┌──

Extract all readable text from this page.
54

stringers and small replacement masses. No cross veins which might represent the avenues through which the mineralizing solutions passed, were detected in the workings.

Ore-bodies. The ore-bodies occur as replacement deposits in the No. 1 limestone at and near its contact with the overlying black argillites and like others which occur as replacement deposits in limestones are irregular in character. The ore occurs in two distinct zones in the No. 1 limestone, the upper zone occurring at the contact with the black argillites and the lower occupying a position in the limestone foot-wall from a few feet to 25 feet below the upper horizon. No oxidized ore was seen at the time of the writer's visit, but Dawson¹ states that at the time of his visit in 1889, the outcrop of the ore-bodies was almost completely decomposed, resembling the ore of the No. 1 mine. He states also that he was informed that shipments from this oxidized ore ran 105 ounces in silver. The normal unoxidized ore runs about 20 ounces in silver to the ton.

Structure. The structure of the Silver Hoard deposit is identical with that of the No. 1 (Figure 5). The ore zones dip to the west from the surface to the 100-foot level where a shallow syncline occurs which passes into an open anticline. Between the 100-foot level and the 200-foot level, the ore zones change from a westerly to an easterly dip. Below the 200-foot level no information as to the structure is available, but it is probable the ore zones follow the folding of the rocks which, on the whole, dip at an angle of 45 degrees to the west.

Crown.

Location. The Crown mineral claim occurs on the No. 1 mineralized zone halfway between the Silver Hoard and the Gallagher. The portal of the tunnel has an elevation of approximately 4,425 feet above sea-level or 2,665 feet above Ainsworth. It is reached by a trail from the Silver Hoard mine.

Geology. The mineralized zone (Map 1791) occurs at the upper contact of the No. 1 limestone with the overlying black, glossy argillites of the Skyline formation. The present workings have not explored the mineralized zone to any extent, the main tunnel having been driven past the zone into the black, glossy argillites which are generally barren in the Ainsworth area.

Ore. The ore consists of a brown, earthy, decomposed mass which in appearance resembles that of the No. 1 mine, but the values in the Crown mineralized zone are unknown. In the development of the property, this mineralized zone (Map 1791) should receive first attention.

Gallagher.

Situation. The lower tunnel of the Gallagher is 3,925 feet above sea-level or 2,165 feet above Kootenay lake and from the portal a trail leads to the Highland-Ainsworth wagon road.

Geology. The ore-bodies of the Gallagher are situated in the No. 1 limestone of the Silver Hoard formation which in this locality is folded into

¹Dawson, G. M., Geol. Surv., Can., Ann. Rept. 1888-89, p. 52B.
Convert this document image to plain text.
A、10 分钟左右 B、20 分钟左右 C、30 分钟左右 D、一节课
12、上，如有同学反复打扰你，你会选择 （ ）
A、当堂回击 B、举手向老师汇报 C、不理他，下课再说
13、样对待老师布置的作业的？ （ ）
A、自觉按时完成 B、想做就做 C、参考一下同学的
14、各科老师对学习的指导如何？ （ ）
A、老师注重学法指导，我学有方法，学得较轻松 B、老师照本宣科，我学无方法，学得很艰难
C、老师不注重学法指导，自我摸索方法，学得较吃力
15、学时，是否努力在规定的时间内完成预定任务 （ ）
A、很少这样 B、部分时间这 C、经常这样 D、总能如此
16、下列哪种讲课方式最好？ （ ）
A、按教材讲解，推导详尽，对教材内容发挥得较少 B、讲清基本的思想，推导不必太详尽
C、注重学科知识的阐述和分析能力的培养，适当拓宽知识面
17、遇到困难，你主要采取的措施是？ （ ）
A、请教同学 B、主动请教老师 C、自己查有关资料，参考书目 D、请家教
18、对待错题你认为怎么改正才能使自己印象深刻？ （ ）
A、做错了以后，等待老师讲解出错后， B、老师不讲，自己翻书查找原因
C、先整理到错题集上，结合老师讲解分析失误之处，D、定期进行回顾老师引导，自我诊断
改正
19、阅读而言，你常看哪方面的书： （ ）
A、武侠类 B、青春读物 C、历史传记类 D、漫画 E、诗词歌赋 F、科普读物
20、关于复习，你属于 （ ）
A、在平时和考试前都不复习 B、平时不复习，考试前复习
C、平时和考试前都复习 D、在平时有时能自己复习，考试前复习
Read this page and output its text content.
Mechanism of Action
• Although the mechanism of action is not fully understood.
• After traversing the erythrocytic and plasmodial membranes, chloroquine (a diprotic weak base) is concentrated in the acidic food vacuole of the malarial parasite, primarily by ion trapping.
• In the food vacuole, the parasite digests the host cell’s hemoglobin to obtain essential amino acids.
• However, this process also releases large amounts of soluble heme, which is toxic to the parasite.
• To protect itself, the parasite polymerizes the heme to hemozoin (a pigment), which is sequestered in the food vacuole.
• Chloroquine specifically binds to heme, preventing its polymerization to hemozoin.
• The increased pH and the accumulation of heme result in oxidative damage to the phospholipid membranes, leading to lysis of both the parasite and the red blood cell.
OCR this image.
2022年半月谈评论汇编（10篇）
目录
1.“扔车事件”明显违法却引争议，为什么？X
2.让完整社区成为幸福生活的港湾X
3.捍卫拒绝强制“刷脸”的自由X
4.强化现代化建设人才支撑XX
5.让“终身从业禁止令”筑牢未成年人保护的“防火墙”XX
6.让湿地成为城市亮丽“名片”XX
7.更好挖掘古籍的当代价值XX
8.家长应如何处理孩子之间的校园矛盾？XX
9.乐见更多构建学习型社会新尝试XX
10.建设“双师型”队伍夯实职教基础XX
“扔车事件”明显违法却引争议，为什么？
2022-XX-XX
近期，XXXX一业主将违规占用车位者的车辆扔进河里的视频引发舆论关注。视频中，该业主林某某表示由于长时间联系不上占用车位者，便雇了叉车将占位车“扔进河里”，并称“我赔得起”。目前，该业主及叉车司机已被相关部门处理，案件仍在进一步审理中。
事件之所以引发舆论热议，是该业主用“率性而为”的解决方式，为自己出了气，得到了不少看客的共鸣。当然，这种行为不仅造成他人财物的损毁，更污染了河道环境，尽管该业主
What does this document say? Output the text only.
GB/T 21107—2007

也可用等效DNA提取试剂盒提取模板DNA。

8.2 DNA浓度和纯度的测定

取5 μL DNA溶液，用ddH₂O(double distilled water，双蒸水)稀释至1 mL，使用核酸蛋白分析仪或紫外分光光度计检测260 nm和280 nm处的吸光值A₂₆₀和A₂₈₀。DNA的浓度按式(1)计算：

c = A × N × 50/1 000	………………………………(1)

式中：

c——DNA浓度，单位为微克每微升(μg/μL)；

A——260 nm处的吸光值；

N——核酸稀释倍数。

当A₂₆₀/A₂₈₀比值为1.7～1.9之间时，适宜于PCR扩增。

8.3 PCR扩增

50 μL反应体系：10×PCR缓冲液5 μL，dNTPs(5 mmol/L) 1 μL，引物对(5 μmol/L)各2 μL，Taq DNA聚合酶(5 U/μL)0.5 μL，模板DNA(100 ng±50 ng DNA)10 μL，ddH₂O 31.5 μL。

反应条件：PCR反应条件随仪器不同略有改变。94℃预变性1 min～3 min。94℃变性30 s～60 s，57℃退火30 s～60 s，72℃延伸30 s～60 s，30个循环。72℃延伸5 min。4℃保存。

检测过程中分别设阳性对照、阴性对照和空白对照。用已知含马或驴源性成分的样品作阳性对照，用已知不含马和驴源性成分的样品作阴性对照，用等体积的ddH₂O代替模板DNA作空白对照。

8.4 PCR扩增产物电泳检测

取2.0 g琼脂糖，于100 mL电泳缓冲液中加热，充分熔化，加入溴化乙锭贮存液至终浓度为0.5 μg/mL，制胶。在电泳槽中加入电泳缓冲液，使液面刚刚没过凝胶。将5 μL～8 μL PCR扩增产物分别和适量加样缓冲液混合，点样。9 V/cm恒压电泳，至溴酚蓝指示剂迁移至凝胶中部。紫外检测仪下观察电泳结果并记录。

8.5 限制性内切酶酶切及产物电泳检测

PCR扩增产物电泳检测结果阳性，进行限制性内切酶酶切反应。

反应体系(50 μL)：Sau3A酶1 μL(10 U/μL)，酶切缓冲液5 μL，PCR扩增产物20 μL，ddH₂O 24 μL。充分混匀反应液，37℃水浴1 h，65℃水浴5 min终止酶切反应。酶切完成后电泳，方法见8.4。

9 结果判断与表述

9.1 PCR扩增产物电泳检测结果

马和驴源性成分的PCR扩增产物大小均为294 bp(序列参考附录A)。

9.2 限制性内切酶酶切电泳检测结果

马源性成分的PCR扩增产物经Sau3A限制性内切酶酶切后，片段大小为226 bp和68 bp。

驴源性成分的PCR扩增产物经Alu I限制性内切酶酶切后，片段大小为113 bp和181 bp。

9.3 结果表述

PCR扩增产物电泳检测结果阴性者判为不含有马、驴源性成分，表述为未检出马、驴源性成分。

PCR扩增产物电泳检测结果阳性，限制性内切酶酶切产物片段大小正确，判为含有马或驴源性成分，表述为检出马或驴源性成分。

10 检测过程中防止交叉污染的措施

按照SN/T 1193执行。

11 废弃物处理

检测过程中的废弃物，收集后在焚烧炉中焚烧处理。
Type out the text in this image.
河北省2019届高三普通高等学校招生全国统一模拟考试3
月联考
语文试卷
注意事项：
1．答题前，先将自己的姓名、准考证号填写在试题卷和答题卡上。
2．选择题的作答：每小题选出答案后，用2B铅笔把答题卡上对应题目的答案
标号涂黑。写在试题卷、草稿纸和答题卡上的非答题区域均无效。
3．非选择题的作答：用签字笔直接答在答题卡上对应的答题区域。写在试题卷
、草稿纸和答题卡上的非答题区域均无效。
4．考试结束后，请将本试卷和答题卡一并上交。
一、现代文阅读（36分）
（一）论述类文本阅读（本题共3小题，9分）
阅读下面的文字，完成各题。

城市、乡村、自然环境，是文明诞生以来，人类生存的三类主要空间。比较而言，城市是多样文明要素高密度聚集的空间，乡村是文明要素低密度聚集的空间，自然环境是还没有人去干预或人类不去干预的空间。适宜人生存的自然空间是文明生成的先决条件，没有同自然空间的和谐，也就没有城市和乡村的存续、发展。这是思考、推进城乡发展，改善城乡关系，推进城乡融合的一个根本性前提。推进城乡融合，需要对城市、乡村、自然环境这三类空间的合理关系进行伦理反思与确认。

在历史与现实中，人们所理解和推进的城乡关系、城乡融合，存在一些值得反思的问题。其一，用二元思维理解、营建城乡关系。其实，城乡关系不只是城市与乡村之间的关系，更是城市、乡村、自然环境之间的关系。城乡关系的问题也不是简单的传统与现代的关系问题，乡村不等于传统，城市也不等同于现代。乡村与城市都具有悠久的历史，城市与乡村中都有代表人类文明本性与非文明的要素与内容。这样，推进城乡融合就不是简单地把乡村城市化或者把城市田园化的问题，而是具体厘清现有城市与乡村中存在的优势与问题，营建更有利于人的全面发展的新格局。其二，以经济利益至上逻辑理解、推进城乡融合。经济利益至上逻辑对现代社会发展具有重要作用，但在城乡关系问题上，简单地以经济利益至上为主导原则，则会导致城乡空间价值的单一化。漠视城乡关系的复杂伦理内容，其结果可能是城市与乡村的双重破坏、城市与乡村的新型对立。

└──

# Goal of the exercise:
Give the number of lines above in which the word "food" occurs, with nothing else.

# Complete response:
3